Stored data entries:
>> BEGIN
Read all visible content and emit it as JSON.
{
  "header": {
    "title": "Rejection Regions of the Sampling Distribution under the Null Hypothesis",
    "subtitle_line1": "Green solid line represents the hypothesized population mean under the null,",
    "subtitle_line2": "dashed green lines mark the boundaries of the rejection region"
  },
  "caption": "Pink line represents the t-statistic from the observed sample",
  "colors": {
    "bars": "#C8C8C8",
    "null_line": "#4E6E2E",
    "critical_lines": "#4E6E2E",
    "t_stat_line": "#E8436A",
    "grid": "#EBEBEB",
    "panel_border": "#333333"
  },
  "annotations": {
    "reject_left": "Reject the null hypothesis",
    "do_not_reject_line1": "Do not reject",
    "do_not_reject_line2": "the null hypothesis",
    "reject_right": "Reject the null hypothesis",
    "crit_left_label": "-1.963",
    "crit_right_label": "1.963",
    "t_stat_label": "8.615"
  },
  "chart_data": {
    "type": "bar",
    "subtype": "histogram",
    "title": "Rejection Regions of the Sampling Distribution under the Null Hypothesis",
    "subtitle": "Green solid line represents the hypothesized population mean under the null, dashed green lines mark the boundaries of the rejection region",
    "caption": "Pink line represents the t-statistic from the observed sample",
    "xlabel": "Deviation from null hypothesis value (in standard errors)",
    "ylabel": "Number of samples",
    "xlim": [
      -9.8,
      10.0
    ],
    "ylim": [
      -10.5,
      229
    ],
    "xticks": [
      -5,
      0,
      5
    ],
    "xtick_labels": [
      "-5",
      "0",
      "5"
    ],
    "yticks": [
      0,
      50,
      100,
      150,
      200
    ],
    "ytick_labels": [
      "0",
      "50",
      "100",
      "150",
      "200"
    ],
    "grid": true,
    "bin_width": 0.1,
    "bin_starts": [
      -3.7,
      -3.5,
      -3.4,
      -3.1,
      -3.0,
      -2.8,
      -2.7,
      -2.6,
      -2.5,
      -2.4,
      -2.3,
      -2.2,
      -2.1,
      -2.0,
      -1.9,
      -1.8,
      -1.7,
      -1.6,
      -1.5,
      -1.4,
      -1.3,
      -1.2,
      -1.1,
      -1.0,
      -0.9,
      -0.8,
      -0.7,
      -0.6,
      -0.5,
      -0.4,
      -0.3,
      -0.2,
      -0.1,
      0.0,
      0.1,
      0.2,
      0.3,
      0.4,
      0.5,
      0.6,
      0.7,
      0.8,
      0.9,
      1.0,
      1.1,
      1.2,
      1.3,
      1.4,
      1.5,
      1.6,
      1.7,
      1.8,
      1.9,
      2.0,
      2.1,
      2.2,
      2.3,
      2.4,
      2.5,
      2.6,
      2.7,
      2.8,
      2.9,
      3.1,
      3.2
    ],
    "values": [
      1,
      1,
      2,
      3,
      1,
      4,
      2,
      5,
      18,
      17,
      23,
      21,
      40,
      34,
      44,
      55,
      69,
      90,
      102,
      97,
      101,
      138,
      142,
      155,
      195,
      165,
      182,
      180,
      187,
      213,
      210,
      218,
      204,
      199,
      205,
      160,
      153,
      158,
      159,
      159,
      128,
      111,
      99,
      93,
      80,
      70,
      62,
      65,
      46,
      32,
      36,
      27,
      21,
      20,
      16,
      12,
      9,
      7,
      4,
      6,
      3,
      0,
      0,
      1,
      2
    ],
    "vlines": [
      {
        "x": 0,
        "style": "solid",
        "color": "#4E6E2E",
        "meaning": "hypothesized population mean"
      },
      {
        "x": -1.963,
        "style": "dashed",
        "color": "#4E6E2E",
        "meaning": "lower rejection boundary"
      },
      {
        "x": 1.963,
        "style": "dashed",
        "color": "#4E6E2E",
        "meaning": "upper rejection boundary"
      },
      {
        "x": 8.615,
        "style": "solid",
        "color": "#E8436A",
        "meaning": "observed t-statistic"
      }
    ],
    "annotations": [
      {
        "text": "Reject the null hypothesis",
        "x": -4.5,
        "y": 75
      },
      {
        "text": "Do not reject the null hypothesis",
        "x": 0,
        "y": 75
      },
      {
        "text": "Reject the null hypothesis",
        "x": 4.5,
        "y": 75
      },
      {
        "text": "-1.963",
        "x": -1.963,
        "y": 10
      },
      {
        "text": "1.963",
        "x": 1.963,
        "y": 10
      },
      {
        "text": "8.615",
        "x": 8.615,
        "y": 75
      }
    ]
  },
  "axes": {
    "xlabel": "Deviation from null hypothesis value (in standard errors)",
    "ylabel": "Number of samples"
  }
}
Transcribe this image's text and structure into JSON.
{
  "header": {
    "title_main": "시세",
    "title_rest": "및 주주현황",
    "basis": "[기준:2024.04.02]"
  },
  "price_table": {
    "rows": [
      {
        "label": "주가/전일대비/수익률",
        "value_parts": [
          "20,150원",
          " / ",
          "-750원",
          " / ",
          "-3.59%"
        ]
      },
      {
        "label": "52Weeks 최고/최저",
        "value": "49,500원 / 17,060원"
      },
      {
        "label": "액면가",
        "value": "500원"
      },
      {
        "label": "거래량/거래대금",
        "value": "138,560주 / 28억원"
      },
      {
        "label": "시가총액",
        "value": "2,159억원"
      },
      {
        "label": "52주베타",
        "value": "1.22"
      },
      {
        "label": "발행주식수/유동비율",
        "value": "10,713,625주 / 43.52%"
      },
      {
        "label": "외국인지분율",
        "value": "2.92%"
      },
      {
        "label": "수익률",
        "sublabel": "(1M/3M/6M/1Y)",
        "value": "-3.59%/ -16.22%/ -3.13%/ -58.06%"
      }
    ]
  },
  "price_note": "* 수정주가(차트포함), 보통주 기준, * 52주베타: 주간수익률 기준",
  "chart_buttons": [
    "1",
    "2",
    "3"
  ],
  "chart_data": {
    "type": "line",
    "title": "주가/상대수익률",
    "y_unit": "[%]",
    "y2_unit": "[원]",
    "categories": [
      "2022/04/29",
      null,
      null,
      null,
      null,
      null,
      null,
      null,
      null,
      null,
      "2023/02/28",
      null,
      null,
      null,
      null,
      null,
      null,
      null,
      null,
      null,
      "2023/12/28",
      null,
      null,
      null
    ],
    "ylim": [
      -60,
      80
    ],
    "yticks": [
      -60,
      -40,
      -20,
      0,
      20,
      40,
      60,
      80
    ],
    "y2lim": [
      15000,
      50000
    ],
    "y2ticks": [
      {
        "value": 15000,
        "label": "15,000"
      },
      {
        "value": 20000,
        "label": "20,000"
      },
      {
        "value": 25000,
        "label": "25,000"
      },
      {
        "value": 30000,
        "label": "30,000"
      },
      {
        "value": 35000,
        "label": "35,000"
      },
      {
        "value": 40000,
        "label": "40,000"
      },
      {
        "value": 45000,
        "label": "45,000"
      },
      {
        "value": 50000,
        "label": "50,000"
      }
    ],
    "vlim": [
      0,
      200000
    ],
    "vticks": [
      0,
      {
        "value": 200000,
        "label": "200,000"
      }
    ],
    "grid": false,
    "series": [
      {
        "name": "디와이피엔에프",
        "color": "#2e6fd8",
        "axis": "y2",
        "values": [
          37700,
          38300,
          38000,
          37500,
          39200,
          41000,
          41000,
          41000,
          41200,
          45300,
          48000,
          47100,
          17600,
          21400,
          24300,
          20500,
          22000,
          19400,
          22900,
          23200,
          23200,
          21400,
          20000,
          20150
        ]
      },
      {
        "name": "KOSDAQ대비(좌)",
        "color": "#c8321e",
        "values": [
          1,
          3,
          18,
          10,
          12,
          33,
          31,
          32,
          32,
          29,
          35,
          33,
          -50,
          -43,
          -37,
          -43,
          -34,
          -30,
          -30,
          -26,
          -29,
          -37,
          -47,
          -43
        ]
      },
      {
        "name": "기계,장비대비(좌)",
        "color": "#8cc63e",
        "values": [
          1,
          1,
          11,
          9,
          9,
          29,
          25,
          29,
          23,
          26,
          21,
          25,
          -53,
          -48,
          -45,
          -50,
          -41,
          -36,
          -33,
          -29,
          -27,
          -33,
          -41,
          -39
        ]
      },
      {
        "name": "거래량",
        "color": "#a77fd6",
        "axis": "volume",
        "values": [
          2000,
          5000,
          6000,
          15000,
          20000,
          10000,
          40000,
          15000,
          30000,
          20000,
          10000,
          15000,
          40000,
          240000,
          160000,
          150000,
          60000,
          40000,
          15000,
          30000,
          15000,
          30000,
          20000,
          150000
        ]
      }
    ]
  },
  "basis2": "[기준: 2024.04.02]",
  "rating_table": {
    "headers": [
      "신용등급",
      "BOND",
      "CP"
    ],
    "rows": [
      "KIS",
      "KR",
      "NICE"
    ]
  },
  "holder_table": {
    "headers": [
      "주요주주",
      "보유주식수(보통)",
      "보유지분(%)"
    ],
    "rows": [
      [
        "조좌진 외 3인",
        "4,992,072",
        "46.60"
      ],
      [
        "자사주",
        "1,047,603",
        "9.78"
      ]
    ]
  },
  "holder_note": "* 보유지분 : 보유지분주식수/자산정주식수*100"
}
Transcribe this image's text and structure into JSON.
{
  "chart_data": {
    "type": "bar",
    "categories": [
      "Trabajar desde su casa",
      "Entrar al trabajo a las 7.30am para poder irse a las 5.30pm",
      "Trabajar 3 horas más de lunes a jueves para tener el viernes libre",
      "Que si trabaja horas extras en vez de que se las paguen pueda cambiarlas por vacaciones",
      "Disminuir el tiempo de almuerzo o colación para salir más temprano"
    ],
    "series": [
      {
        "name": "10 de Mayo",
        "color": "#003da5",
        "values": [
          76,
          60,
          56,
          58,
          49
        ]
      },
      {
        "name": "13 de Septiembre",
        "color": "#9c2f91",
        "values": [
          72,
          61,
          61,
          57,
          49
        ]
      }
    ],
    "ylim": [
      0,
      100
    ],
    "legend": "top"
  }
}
>> END
» Aim of the task
Using the listing, copy every line where the word "para" shows up.

» Task answer
      "Entrar al trabajo a las 7.30am para poder irse a las 5.30pm",
      "Trabajar 3 horas más de lunes a jueves para tener el viernes libre",
      "Disminuir el tiempo de almuerzo o colación para salir más temprano"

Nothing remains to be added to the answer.